The task> Write out only the lines from the line that holds "Serialize everything readable" to the end of the listing below, inclusive, with the pictures omitted.

Start of Working data

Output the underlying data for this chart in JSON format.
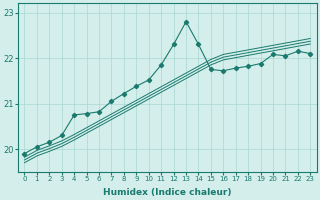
{
  "xlabel": "Humidex (Indice chaleur)",
  "background_color": "#d4eeeb",
  "grid_color": "#a8d8d3",
  "line_color": "#1a7a6e",
  "x_values": [
    0,
    1,
    2,
    3,
    4,
    5,
    6,
    7,
    8,
    9,
    10,
    11,
    12,
    13,
    14,
    15,
    16,
    17,
    18,
    19,
    20,
    21,
    22,
    23
  ],
  "line1": [
    19.9,
    20.05,
    20.15,
    20.3,
    20.75,
    20.78,
    20.82,
    21.05,
    21.22,
    21.38,
    21.52,
    21.85,
    22.3,
    22.8,
    22.3,
    21.75,
    21.72,
    21.78,
    21.82,
    21.88,
    22.08,
    22.05,
    22.15,
    22.1
  ],
  "line2": [
    19.82,
    19.97,
    20.07,
    20.18,
    20.32,
    20.47,
    20.62,
    20.77,
    20.92,
    21.07,
    21.22,
    21.37,
    21.52,
    21.67,
    21.82,
    21.97,
    22.08,
    22.13,
    22.18,
    22.23,
    22.28,
    22.33,
    22.38,
    22.43
  ],
  "line3": [
    19.76,
    19.91,
    20.01,
    20.12,
    20.26,
    20.41,
    20.56,
    20.71,
    20.86,
    21.01,
    21.16,
    21.31,
    21.46,
    21.61,
    21.76,
    21.91,
    22.02,
    22.07,
    22.12,
    22.17,
    22.22,
    22.27,
    22.32,
    22.37
  ],
  "line4": [
    19.7,
    19.85,
    19.95,
    20.06,
    20.2,
    20.35,
    20.5,
    20.65,
    20.8,
    20.95,
    21.1,
    21.25,
    21.4,
    21.55,
    21.7,
    21.85,
    21.96,
    22.01,
    22.06,
    22.11,
    22.16,
    22.21,
    22.26,
    22.31
  ],
  "ylim": [
    19.5,
    23.2
  ],
  "yticks": [
    20,
    21,
    22,
    23
  ],
  "xtick_labels": [
    "0",
    "1",
    "2",
    "3",
    "4",
    "5",
    "6",
    "7",
    "8",
    "9",
    "10",
    "11",
    "12",
    "13",
    "14",
    "15",
    "16",
    "17",
    "18",
    "19",
    "20",
    "21",
    "22",
    "23"
  ]
}
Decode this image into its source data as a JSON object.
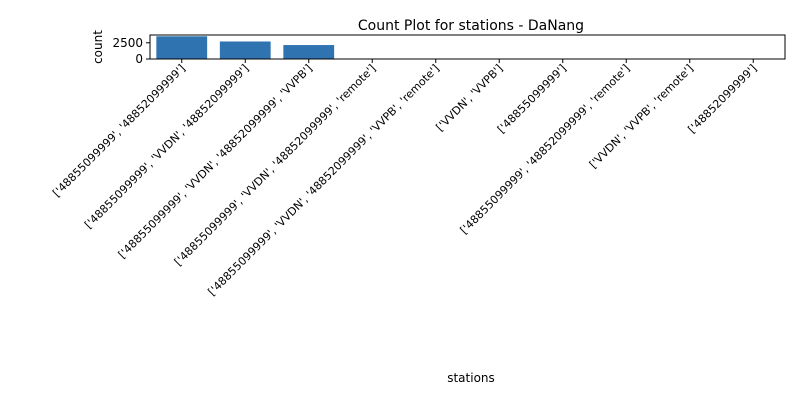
{
  "chart_data": {
    "type": "bar",
    "title": "Count Plot for stations - DaNang",
    "xlabel": "stations",
    "ylabel": "count",
    "categories": [
      "['48855099999', '48852099999']",
      "['48855099999', 'VVDN', '48852099999']",
      "['48855099999', 'VVDN', '48852099999', 'VVPB']",
      "['48855099999', 'VVDN', '48852099999', 'remote']",
      "['48855099999', 'VVDN', '48852099999', 'VVPB', 'remote']",
      "['VVDN', 'VVPB']",
      "['48855099999']",
      "['48855099999', '48852099999', 'remote']",
      "['VVDN', 'VVPB', 'remote']",
      "['48852099999']"
    ],
    "values": [
      3500,
      2700,
      2150,
      60,
      40,
      8,
      5,
      4,
      3,
      2
    ],
    "yticks": [
      "0",
      "2500"
    ],
    "ylim": [
      0,
      3700
    ],
    "bar_color": "#2f73b1",
    "grid": false
  }
}
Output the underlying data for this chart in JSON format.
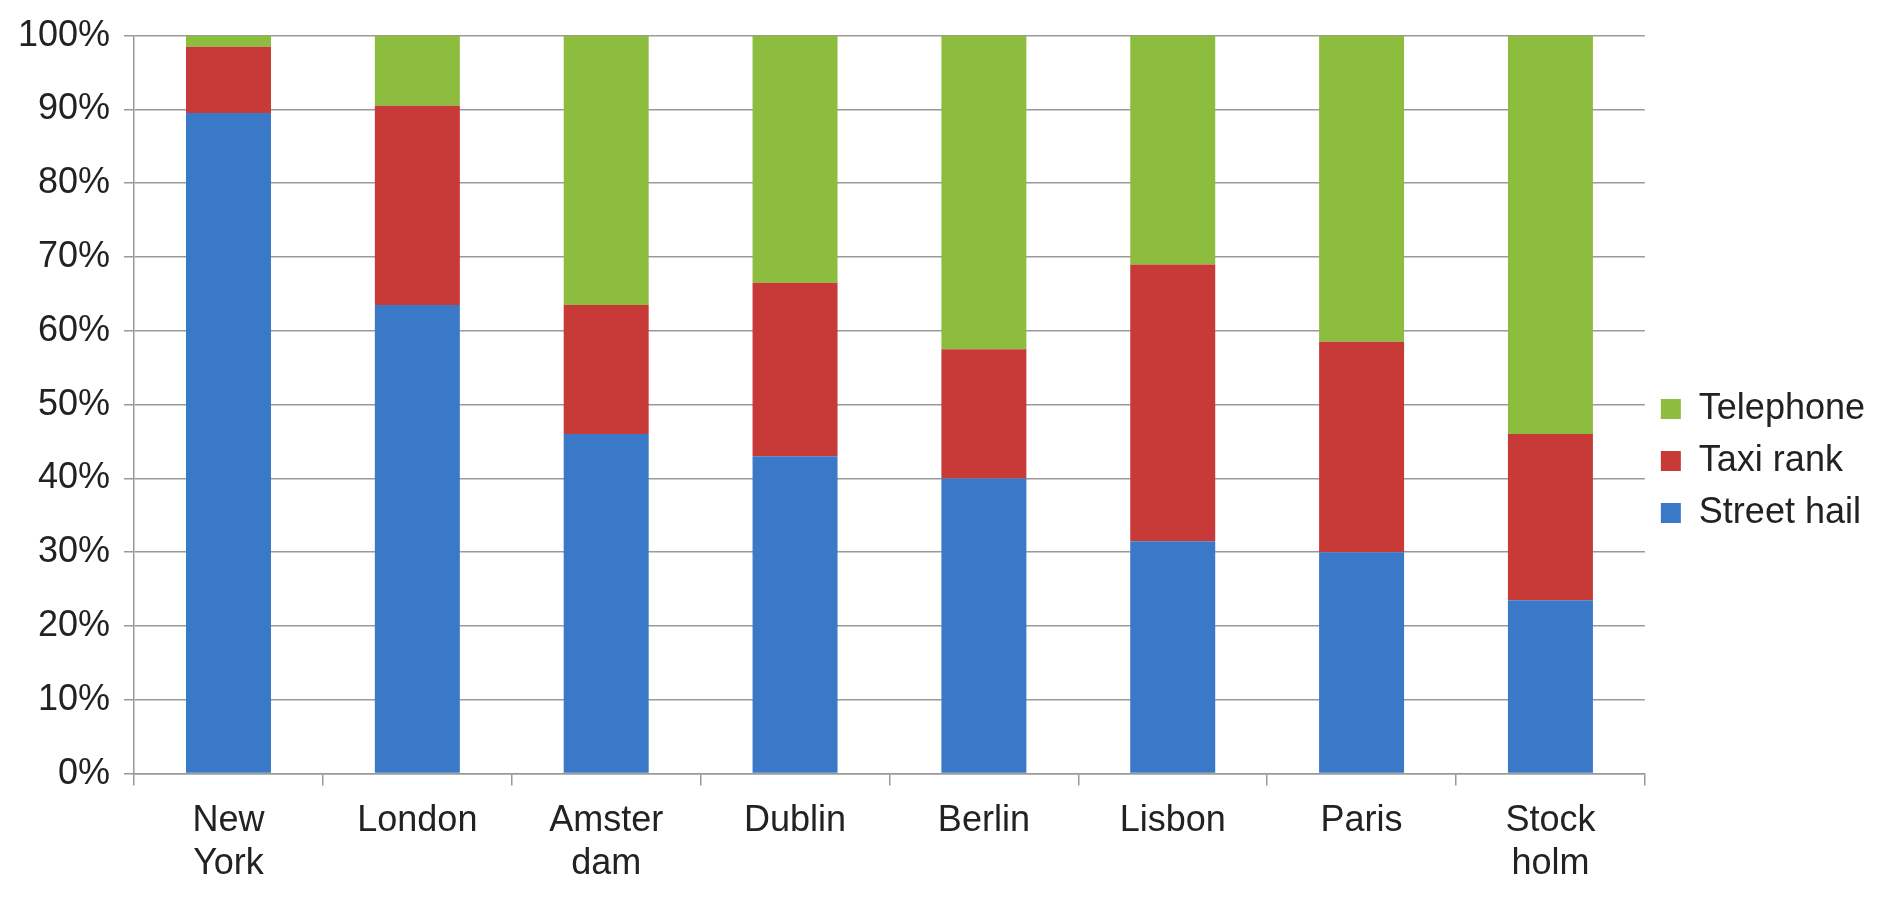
{
  "chart_data": {
    "type": "bar",
    "stacked": true,
    "categories": [
      "New York",
      "London",
      "Amster dam",
      "Dublin",
      "Berlin",
      "Lisbon",
      "Paris",
      "Stock holm"
    ],
    "series": [
      {
        "name": "Street hail",
        "color": "#3a78c8",
        "values": [
          89.5,
          63.5,
          46,
          43,
          40,
          31.5,
          30,
          23.5
        ]
      },
      {
        "name": "Taxi rank",
        "color": "#c83a38",
        "values": [
          9,
          27,
          17.5,
          23.5,
          17.5,
          37.5,
          28.5,
          22.5
        ]
      },
      {
        "name": "Telephone",
        "color": "#8dbd3e",
        "values": [
          1.5,
          9.5,
          36.5,
          33.5,
          42.5,
          31,
          41.5,
          54
        ]
      }
    ],
    "ylim": [
      0,
      100
    ],
    "yticks": [
      {
        "value": 0,
        "label": "0%"
      },
      {
        "value": 10,
        "label": "10%"
      },
      {
        "value": 20,
        "label": "20%"
      },
      {
        "value": 30,
        "label": "30%"
      },
      {
        "value": 40,
        "label": "40%"
      },
      {
        "value": 50,
        "label": "50%"
      },
      {
        "value": 60,
        "label": "60%"
      },
      {
        "value": 70,
        "label": "70%"
      },
      {
        "value": 80,
        "label": "80%"
      },
      {
        "value": 90,
        "label": "90%"
      },
      {
        "value": 100,
        "label": "100%"
      }
    ],
    "grid": "y",
    "legend": "right"
  }
}
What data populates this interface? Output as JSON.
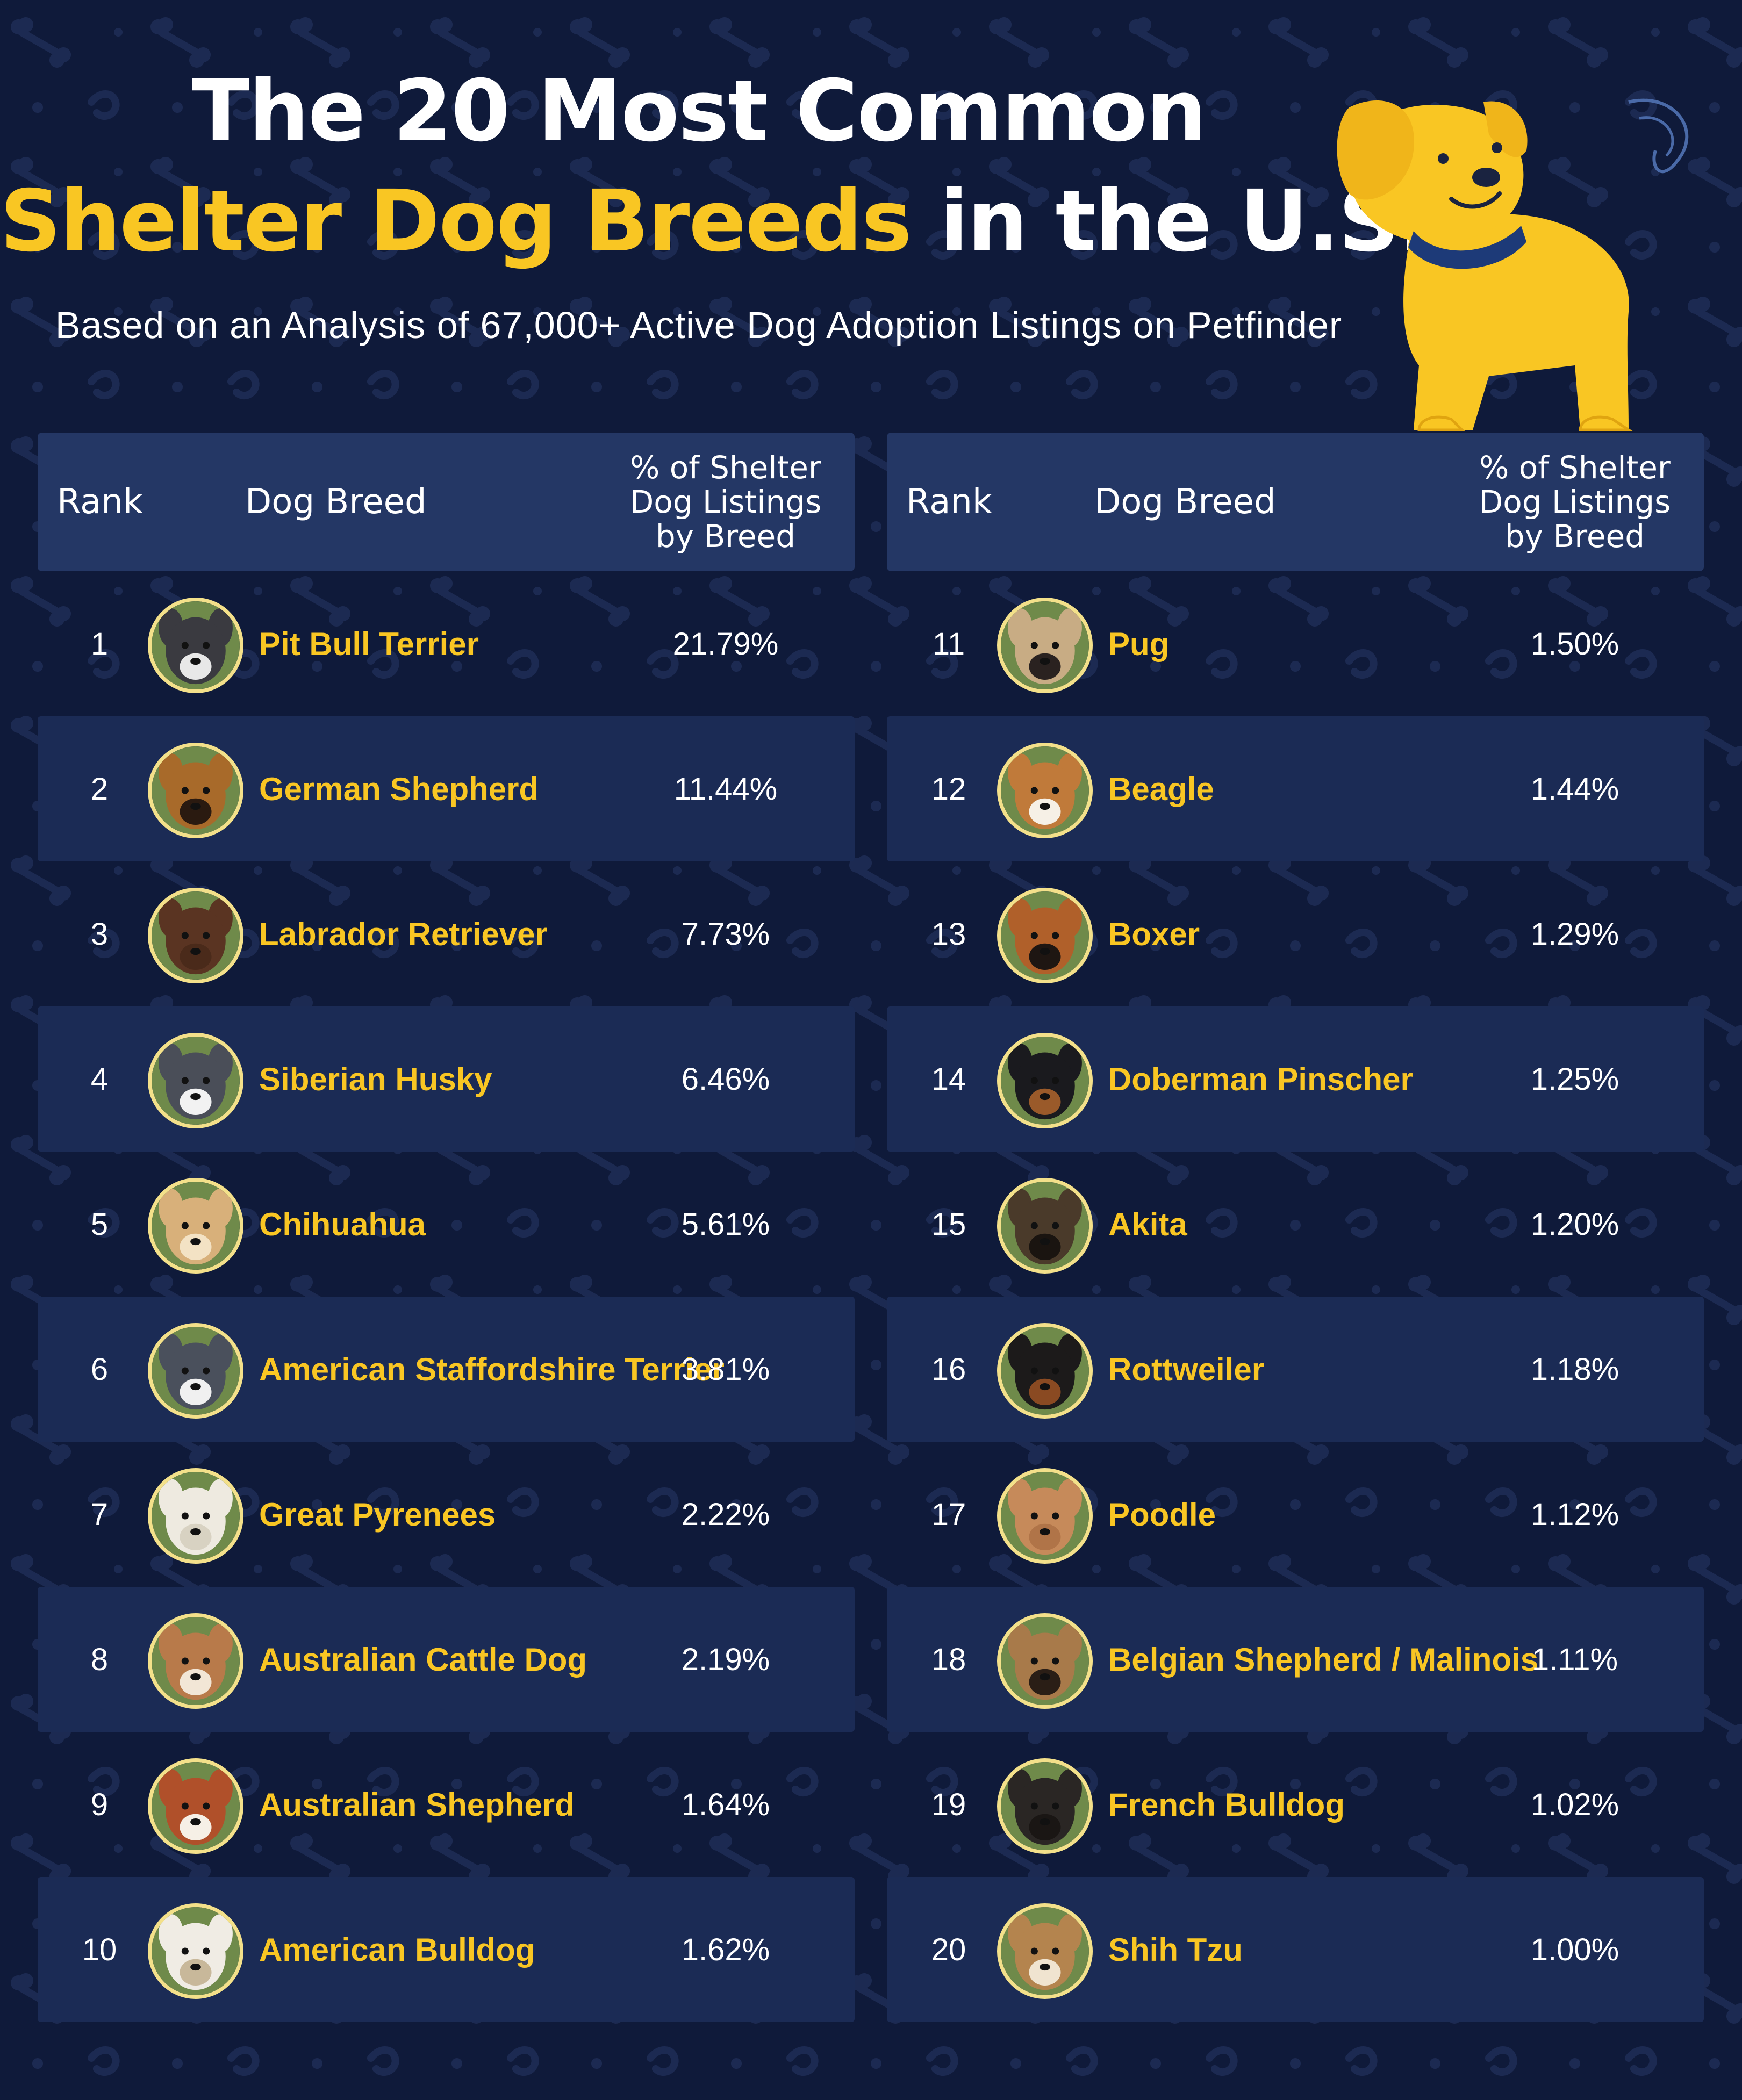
{
  "title": {
    "line1": "The 20 Most Common",
    "line2_highlight": "Shelter Dog Breeds",
    "line2_rest": " in the U.S.",
    "subtitle": "Based on an Analysis of 67,000+ Active Dog Adoption Listings on Petfinder"
  },
  "columns": {
    "rank": "Rank",
    "breed": "Dog Breed",
    "pct_line1": "% of Shelter",
    "pct_line2": "Dog Listings",
    "pct_line3": "by Breed"
  },
  "colors": {
    "background": "#0f1a3a",
    "header": "#243765",
    "row_shaded": "#1b2b55",
    "accent_yellow": "#f9c623",
    "avatar_ring": "#f3e08a"
  },
  "icons": {
    "mascot": "yellow-dog-illustration",
    "breed_avatar": "dog-face-photo"
  },
  "chart_data": {
    "type": "table",
    "columns": [
      "Rank",
      "Dog Breed",
      "% of Shelter Dog Listings by Breed"
    ],
    "rows": [
      {
        "rank": "1",
        "breed": "Pit Bull Terrier",
        "pct": "21.79%",
        "value": 21.79
      },
      {
        "rank": "2",
        "breed": "German Shepherd",
        "pct": "11.44%",
        "value": 11.44
      },
      {
        "rank": "3",
        "breed": "Labrador Retriever",
        "pct": "7.73%",
        "value": 7.73
      },
      {
        "rank": "4",
        "breed": "Siberian Husky",
        "pct": "6.46%",
        "value": 6.46
      },
      {
        "rank": "5",
        "breed": "Chihuahua",
        "pct": "5.61%",
        "value": 5.61
      },
      {
        "rank": "6",
        "breed": "American Staffordshire Terrier",
        "pct": "3.81%",
        "value": 3.81
      },
      {
        "rank": "7",
        "breed": "Great Pyrenees",
        "pct": "2.22%",
        "value": 2.22
      },
      {
        "rank": "8",
        "breed": "Australian Cattle Dog",
        "pct": "2.19%",
        "value": 2.19
      },
      {
        "rank": "9",
        "breed": "Australian Shepherd",
        "pct": "1.64%",
        "value": 1.64
      },
      {
        "rank": "10",
        "breed": "American Bulldog",
        "pct": "1.62%",
        "value": 1.62
      },
      {
        "rank": "11",
        "breed": "Pug",
        "pct": "1.50%",
        "value": 1.5
      },
      {
        "rank": "12",
        "breed": "Beagle",
        "pct": "1.44%",
        "value": 1.44
      },
      {
        "rank": "13",
        "breed": "Boxer",
        "pct": "1.29%",
        "value": 1.29
      },
      {
        "rank": "14",
        "breed": "Doberman Pinscher",
        "pct": "1.25%",
        "value": 1.25
      },
      {
        "rank": "15",
        "breed": "Akita",
        "pct": "1.20%",
        "value": 1.2
      },
      {
        "rank": "16",
        "breed": "Rottweiler",
        "pct": "1.18%",
        "value": 1.18
      },
      {
        "rank": "17",
        "breed": "Poodle",
        "pct": "1.12%",
        "value": 1.12
      },
      {
        "rank": "18",
        "breed": "Belgian Shepherd / Malinois",
        "pct": "1.11%",
        "value": 1.11
      },
      {
        "rank": "19",
        "breed": "French Bulldog",
        "pct": "1.02%",
        "value": 1.02
      },
      {
        "rank": "20",
        "breed": "Shih Tzu",
        "pct": "1.00%",
        "value": 1.0
      }
    ],
    "photo_colors": [
      {
        "fur": "#3a3a40",
        "muzzle": "#e8e8e8"
      },
      {
        "fur": "#a86a2a",
        "muzzle": "#2a1a10"
      },
      {
        "fur": "#5a3422",
        "muzzle": "#4a2a1a"
      },
      {
        "fur": "#4a4e58",
        "muzzle": "#f2f2f2"
      },
      {
        "fur": "#d8b07a",
        "muzzle": "#f3e2c4"
      },
      {
        "fur": "#4a505c",
        "muzzle": "#f0f0f0"
      },
      {
        "fur": "#eeeae0",
        "muzzle": "#d8d2c2"
      },
      {
        "fur": "#b87a4a",
        "muzzle": "#f2e6d6"
      },
      {
        "fur": "#b0502a",
        "muzzle": "#f6f0e6"
      },
      {
        "fur": "#f0ece4",
        "muzzle": "#c8b89a"
      },
      {
        "fur": "#c8ac84",
        "muzzle": "#2a2220"
      },
      {
        "fur": "#c07a3a",
        "muzzle": "#f6f0e6"
      },
      {
        "fur": "#b0602a",
        "muzzle": "#1e1612"
      },
      {
        "fur": "#1a1a1e",
        "muzzle": "#9a5a2a"
      },
      {
        "fur": "#4a3a2a",
        "muzzle": "#1a1410"
      },
      {
        "fur": "#1c1a1a",
        "muzzle": "#8a4a22"
      },
      {
        "fur": "#c68a5a",
        "muzzle": "#b07448"
      },
      {
        "fur": "#a87a4a",
        "muzzle": "#2a1e16"
      },
      {
        "fur": "#2a2624",
        "muzzle": "#1a1614"
      },
      {
        "fur": "#b4844e",
        "muzzle": "#f0e4d0"
      }
    ]
  }
}
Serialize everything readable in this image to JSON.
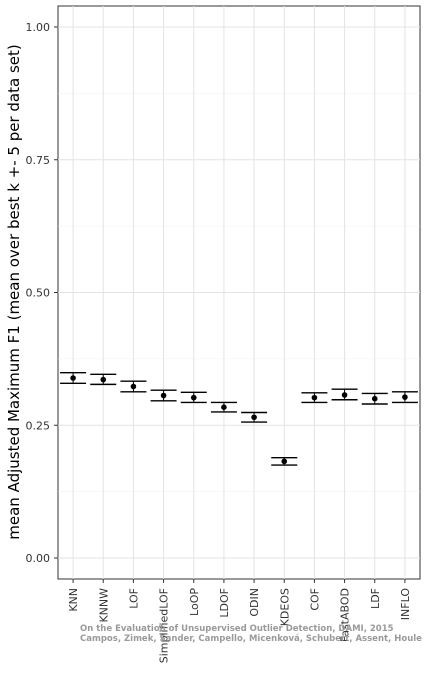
{
  "chart_data": {
    "type": "scatter",
    "subtype": "point-with-errorbars",
    "title": "",
    "xlabel": "",
    "ylabel": "mean Adjusted Maximum F1 (mean over best k +- 5 per data set)",
    "ylim": [
      0,
      1.05
    ],
    "yticks": [
      "0.00",
      "0.25",
      "0.50",
      "0.75",
      "1.00"
    ],
    "ytick_values": [
      0,
      0.25,
      0.5,
      0.75,
      1.0
    ],
    "categories": [
      "KNN",
      "KNNW",
      "LOF",
      "SimplifiedLOF",
      "LoOP",
      "LDOF",
      "ODIN",
      "KDEOS",
      "COF",
      "FastABOD",
      "LDF",
      "INFLO"
    ],
    "series": [
      {
        "values": [
          0.339,
          0.336,
          0.323,
          0.306,
          0.302,
          0.284,
          0.265,
          0.182,
          0.302,
          0.307,
          0.3,
          0.303
        ],
        "lower": [
          0.329,
          0.327,
          0.313,
          0.296,
          0.293,
          0.275,
          0.256,
          0.175,
          0.293,
          0.298,
          0.29,
          0.293
        ],
        "upper": [
          0.349,
          0.346,
          0.333,
          0.316,
          0.312,
          0.293,
          0.274,
          0.189,
          0.311,
          0.318,
          0.31,
          0.313
        ]
      }
    ],
    "grid": true,
    "legend": "none"
  },
  "watermark": {
    "line1": "On the Evaluation of Unsupervised Outlier Detection, DAMI, 2015",
    "line2": "Campos, Zimek, Sander, Campello, Micenková, Schubert, Assent, Houle"
  }
}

End of Working data

Result>
Serialize everything readable in this image to JSON.
{
  "chart_data": {
    "type": "scatter",
    "subtype": "point-with-errorbars",
    "title": "",
    "xlabel": "",
    "ylabel": "mean Adjusted Maximum F1 (mean over best k +- 5 per data set)",
    "ylim": [
      0,
      1.05
    ],
    "yticks": [
      "0.00",
      "0.25",
      "0.50",
      "0.75",
      "1.00"
    ],
    "ytick_values": [
      0,
      0.25,
      0.5,
      0.75,
      1.0
    ],
    "categories": [
      "KNN",
      "KNNW",
      "LOF",
      "SimplifiedLOF",
      "LoOP",
      "LDOF",
      "ODIN",
      "KDEOS",
      "COF",
      "FastABOD",
      "LDF",
      "INFLO"
    ],
    "series": [
      {
        "values": [
          0.339,
          0.336,
          0.323,
          0.306,
          0.302,
          0.284,
          0.265,
          0.182,
          0.302,
          0.307,
          0.3,
          0.303
        ],
        "lower": [
          0.329,
          0.327,
          0.313,
          0.296,
          0.293,
          0.275,
          0.256,
          0.175,
          0.293,
          0.298,
          0.29,
          0.293
        ],
        "upper": [
          0.349,
          0.346,
          0.333,
          0.316,
          0.312,
          0.293,
          0.274,
          0.189,
          0.311,
          0.318,
          0.31,
          0.313
        ]
      }
    ],
    "grid": true,
    "legend": "none"
  },
  "watermark": {
    "line1": "On the Evaluation of Unsupervised Outlier Detection, DAMI, 2015",
    "line2": "Campos, Zimek, Sander, Campello, Micenková, Schubert, Assent, Houle"
  }
}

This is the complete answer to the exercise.